• _What the task asks_
Select the lines of the records containing the word "open" and list them.

Dataset listings of figures:
--------

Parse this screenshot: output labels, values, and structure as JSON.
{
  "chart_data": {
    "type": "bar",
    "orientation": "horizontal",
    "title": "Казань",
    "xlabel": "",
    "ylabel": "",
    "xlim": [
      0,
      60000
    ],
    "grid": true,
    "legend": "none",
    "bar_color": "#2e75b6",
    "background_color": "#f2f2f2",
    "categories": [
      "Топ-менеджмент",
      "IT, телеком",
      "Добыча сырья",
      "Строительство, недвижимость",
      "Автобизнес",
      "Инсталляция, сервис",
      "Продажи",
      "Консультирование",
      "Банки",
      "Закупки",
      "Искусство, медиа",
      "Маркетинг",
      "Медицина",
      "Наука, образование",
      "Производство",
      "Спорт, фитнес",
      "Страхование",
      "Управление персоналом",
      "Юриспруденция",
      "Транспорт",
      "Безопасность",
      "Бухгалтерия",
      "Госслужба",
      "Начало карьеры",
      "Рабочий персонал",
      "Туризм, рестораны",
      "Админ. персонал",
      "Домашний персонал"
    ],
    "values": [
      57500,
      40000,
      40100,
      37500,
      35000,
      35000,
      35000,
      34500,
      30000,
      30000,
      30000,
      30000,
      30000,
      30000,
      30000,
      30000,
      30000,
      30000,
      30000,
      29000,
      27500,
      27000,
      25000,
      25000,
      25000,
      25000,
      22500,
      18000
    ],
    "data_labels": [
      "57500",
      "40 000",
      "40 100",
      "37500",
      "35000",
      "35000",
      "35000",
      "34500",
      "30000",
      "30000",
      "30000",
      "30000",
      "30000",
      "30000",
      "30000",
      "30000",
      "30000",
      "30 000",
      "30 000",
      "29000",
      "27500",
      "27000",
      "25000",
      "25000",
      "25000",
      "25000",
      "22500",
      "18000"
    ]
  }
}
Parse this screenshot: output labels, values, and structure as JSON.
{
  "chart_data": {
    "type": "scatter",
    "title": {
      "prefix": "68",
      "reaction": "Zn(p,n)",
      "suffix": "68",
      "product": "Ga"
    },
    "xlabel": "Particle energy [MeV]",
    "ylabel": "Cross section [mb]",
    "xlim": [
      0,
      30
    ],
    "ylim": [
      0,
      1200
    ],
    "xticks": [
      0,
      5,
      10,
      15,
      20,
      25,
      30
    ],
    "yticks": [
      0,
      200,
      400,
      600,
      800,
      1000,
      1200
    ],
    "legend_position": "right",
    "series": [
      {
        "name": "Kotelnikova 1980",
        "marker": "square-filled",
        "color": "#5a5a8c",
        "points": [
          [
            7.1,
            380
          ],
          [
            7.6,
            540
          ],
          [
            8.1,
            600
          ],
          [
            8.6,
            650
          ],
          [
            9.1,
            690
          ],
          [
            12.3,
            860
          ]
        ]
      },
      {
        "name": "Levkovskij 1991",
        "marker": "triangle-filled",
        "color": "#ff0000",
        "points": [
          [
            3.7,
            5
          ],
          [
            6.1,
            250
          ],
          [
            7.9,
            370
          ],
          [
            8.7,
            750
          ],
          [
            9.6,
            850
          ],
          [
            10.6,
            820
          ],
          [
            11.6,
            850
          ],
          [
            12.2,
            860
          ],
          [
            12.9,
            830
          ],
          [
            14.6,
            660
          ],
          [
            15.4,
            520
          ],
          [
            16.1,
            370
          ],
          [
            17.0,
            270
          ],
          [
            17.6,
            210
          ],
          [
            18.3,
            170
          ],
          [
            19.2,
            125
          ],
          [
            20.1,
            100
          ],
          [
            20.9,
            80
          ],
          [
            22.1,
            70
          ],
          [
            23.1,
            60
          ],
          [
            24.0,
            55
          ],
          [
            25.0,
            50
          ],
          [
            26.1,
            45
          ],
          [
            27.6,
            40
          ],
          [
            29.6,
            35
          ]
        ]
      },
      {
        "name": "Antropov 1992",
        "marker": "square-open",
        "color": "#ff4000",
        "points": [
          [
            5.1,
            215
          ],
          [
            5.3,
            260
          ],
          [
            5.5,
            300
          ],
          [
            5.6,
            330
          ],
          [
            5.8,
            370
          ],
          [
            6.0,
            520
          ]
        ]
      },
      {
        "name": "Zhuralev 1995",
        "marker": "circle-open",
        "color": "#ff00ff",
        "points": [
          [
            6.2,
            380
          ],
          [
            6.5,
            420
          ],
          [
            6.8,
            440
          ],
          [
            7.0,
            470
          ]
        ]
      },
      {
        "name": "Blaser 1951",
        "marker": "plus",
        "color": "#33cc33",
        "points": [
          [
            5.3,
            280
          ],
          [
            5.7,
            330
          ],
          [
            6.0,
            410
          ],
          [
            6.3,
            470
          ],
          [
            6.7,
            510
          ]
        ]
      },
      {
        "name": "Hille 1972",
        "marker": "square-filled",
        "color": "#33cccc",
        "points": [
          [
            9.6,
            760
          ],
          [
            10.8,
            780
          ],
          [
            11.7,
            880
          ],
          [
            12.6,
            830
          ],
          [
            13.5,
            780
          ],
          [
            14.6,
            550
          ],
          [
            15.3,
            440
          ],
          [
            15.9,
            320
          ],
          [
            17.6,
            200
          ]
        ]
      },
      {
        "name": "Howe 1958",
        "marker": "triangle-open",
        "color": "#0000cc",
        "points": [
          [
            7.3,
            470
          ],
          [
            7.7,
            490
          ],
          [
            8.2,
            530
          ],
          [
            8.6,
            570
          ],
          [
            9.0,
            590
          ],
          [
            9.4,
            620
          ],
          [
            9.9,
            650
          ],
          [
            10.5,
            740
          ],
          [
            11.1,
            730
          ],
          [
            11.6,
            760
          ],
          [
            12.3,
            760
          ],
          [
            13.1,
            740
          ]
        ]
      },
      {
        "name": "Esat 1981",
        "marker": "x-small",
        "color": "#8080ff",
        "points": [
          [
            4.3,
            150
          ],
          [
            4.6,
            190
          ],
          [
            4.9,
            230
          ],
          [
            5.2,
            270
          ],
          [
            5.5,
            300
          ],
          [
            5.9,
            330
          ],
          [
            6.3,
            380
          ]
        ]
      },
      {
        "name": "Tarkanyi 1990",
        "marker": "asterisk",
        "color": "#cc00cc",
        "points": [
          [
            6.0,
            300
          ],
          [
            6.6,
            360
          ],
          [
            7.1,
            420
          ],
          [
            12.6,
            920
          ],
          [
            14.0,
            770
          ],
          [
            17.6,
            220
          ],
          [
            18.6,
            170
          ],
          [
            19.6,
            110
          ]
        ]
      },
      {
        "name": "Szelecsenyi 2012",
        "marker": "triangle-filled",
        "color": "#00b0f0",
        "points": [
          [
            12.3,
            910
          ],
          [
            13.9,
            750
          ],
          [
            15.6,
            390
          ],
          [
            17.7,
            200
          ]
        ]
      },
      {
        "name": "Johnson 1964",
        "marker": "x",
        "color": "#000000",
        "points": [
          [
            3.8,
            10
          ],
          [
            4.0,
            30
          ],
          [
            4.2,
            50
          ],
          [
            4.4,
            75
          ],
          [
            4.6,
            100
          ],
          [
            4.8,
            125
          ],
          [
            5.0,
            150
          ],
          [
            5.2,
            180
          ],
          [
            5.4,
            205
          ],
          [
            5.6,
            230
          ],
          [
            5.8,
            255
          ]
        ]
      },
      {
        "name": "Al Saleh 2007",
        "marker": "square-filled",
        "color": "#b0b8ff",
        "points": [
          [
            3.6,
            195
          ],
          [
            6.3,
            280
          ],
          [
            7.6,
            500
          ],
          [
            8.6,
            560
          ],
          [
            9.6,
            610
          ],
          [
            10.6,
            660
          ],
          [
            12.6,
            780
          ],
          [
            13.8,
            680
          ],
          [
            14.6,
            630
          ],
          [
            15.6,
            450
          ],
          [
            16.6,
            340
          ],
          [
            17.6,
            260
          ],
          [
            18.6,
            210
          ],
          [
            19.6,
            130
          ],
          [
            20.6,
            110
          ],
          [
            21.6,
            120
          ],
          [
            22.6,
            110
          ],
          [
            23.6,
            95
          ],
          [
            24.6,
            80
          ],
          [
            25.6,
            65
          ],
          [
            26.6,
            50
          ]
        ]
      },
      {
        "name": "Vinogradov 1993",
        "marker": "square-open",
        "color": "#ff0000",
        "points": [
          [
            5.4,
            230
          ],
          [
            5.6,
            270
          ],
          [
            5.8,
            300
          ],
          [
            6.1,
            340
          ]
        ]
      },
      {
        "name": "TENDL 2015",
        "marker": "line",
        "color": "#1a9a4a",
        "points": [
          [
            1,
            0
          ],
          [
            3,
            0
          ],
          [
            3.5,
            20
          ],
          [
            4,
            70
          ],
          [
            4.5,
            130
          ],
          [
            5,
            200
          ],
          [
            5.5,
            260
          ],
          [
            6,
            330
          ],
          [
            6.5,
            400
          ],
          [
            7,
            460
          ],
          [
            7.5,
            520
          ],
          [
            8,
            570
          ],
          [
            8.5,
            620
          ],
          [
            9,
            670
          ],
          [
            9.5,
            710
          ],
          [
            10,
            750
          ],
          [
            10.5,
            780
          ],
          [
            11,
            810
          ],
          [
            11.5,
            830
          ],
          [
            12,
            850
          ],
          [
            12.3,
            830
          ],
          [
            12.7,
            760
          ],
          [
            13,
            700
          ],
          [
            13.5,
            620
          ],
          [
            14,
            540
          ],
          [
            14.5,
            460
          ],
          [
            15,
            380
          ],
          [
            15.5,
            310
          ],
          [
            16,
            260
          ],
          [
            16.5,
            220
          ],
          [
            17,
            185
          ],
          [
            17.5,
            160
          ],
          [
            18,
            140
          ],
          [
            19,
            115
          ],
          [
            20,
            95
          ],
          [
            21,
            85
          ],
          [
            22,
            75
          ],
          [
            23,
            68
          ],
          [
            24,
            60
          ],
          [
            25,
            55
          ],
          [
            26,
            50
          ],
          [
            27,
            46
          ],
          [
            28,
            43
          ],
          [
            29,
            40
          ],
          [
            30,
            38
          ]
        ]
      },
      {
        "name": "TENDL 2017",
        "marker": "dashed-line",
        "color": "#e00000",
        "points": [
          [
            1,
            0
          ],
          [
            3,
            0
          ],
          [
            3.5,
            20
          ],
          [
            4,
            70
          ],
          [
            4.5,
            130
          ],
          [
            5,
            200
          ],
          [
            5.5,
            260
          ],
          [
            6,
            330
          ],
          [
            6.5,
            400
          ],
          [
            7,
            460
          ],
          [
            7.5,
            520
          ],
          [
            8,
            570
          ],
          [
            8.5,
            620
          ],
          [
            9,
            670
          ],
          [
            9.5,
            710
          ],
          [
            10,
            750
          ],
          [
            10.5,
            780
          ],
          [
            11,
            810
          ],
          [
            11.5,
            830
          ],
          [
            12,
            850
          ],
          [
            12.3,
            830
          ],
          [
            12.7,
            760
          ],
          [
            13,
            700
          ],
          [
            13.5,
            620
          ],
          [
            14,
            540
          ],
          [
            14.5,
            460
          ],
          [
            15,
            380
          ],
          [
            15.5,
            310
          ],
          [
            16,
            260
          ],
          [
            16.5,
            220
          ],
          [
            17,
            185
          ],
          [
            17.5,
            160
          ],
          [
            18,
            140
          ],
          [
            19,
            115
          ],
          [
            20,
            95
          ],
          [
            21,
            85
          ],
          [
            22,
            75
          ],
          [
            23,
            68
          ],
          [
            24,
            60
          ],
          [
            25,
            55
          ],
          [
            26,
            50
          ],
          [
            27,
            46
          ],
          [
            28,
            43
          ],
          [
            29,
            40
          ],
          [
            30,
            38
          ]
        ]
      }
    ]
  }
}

--------

• _Exercise response_
        "marker": "square-open",
        "marker": "circle-open",
        "marker": "triangle-open",
        "marker": "square-open",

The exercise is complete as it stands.